What is needed:
Every entry must be given again exactly.

### Records provided ###

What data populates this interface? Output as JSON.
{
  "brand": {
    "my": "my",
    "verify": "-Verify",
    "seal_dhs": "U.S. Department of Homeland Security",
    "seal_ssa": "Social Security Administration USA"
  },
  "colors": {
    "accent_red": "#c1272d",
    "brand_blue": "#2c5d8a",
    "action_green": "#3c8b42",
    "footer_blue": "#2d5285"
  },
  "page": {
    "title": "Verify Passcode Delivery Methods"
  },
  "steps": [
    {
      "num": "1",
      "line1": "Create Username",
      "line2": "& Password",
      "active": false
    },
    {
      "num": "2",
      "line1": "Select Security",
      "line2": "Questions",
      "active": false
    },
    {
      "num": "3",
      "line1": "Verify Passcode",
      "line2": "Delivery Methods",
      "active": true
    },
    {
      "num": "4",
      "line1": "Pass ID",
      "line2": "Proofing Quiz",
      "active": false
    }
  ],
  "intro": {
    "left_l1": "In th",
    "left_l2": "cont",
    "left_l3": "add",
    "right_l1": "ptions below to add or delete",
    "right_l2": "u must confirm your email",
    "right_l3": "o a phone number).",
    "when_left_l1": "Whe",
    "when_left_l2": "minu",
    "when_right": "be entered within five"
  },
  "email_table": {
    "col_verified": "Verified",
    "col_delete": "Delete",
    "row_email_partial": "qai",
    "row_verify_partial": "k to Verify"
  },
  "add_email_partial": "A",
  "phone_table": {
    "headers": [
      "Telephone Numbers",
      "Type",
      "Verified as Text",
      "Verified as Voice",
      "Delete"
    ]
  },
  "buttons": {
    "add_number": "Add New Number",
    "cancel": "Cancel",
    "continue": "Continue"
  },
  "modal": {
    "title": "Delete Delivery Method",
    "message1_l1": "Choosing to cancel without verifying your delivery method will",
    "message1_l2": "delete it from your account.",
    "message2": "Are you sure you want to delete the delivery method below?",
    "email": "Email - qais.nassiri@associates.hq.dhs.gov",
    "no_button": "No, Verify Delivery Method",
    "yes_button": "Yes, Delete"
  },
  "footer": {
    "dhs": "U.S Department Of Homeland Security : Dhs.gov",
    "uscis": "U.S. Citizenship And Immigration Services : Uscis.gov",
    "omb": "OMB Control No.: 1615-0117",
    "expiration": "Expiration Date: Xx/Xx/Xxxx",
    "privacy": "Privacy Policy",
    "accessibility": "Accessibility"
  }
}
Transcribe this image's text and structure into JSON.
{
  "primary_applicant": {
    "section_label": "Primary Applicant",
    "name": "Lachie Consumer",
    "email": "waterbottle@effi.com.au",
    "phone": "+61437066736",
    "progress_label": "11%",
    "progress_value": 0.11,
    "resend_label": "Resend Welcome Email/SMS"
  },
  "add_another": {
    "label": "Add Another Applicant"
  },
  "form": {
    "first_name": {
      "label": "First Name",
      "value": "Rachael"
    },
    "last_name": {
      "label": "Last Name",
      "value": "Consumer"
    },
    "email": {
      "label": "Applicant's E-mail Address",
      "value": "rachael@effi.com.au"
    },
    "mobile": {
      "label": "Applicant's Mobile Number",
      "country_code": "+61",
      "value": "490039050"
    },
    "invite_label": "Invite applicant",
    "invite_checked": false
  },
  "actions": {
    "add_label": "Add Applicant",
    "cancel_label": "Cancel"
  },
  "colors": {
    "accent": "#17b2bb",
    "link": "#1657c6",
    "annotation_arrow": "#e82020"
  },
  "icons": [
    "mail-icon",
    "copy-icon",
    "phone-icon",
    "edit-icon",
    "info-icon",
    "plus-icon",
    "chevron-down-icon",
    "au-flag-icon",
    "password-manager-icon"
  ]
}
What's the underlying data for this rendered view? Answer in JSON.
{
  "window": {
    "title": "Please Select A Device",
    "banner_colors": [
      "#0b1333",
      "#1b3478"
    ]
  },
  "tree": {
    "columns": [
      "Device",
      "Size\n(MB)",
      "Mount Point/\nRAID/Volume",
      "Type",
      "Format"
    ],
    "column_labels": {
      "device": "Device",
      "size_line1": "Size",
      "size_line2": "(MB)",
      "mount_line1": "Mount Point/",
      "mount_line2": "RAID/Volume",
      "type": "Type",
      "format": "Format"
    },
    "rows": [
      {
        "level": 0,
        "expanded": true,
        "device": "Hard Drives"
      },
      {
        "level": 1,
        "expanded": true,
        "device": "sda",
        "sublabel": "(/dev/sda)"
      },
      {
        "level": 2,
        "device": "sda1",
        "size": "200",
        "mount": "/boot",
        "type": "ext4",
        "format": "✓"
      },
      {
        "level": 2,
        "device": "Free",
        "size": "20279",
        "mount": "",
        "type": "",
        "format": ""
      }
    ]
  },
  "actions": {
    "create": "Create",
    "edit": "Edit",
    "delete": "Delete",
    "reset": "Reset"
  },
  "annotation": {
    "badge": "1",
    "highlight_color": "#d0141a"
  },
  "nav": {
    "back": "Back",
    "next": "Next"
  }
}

###

Exercise response:
What data populates this interface? Output as JSON.
{
  "brand": {
    "my": "my",
    "verify": "-Verify",
    "seal_dhs": "U.S. Department of Homeland Security",
    "seal_ssa": "Social Security Administration USA"
  },
  "colors": {
    "accent_red": "#c1272d",
    "brand_blue": "#2c5d8a",
    "action_green": "#3c8b42",
    "footer_blue": "#2d5285"
  },
  "page": {
    "title": "Verify Passcode Delivery Methods"
  },
  "steps": [
    {
      "num": "1",
      "line1": "Create Username",
      "line2": "& Password",
      "active": false
    },
    {
      "num": "2",
      "line1": "Select Security",
      "line2": "Questions",
      "active": false
    },
    {
      "num": "3",
      "line1": "Verify Passcode",
      "line2": "Delivery Methods",
      "active": true
    },
    {
      "num": "4",
      "line1": "Pass ID",
      "line2": "Proofing Quiz",
      "active": false
    }
  ],
  "intro": {
    "left_l1": "In th",
    "left_l2": "cont",
    "left_l3": "add",
    "right_l1": "ptions below to add or delete",
    "right_l2": "u must confirm your email",
    "right_l3": "o a phone number).",
    "when_left_l1": "Whe",
    "when_left_l2": "minu",
    "when_right": "be entered within five"
  },
  "email_table": {
    "col_verified": "Verified",
    "col_delete": "Delete",
    "row_email_partial": "qai",
    "row_verify_partial": "k to Verify"
  },
  "add_email_partial": "A",
  "phone_table": {
    "headers": [
      "Telephone Numbers",
      "Type",
      "Verified as Text",
      "Verified as Voice",
      "Delete"
    ]
  },
  "buttons": {
    "add_number": "Add New Number",
    "cancel": "Cancel",
    "continue": "Continue"
  },
  "modal": {
    "title": "Delete Delivery Method",
    "message1_l1": "Choosing to cancel without verifying your delivery method will",
    "message1_l2": "delete it from your account.",
    "message2": "Are you sure you want to delete the delivery method below?",
    "email": "Email - qais.nassiri@associates.hq.dhs.gov",
    "no_button": "No, Verify Delivery Method",
    "yes_button": "Yes, Delete"
  },
  "footer": {
    "dhs": "U.S Department Of Homeland Security : Dhs.gov",
    "uscis": "U.S. Citizenship And Immigration Services : Uscis.gov",
    "omb": "OMB Control No.: 1615-0117",
    "expiration": "Expiration Date: Xx/Xx/Xxxx",
    "privacy": "Privacy Policy",
    "accessibility": "Accessibility"
  }
}
Transcribe this image's text and structure into JSON.
{
  "primary_applicant": {
    "section_label": "Primary Applicant",
    "name": "Lachie Consumer",
    "email": "waterbottle@effi.com.au",
    "phone": "+61437066736",
    "progress_label": "11%",
    "progress_value": 0.11,
    "resend_label": "Resend Welcome Email/SMS"
  },
  "add_another": {
    "label": "Add Another Applicant"
  },
  "form": {
    "first_name": {
      "label": "First Name",
      "value": "Rachael"
    },
    "last_name": {
      "label": "Last Name",
      "value": "Consumer"
    },
    "email": {
      "label": "Applicant's E-mail Address",
      "value": "rachael@effi.com.au"
    },
    "mobile": {
      "label": "Applicant's Mobile Number",
      "country_code": "+61",
      "value": "490039050"
    },
    "invite_label": "Invite applicant",
    "invite_checked": false
  },
  "actions": {
    "add_label": "Add Applicant",
    "cancel_label": "Cancel"
  },
  "colors": {
    "accent": "#17b2bb",
    "link": "#1657c6",
    "annotation_arrow": "#e82020"
  },
  "icons": [
    "mail-icon",
    "copy-icon",
    "phone-icon",
    "edit-icon",
    "info-icon",
    "plus-icon",
    "chevron-down-icon",
    "au-flag-icon",
    "password-manager-icon"
  ]
}
What's the underlying data for this rendered view? Answer in JSON.
{
  "window": {
    "title": "Please Select A Device",
    "banner_colors": [
      "#0b1333",
      "#1b3478"
    ]
  },
  "tree": {
    "columns": [
      "Device",
      "Size\n(MB)",
      "Mount Point/\nRAID/Volume",
      "Type",
      "Format"
    ],
    "column_labels": {
      "device": "Device",
      "size_line1": "Size",
      "size_line2": "(MB)",
      "mount_line1": "Mount Point/",
      "mount_line2": "RAID/Volume",
      "type": "Type",
      "format": "Format"
    },
    "rows": [
      {
        "level": 0,
        "expanded": true,
        "device": "Hard Drives"
      },
      {
        "level": 1,
        "expanded": true,
        "device": "sda",
        "sublabel": "(/dev/sda)"
      },
      {
        "level": 2,
        "device": "sda1",
        "size": "200",
        "mount": "/boot",
        "type": "ext4",
        "format": "✓"
      },
      {
        "level": 2,
        "device": "Free",
        "size": "20279",
        "mount": "",
        "type": "",
        "format": ""
      }
    ]
  },
  "actions": {
    "create": "Create",
    "edit": "Edit",
    "delete": "Delete",
    "reset": "Reset"
  },
  "annotation": {
    "badge": "1",
    "highlight_color": "#d0141a"
  },
  "nav": {
    "back": "Back",
    "next": "Next"
  }
}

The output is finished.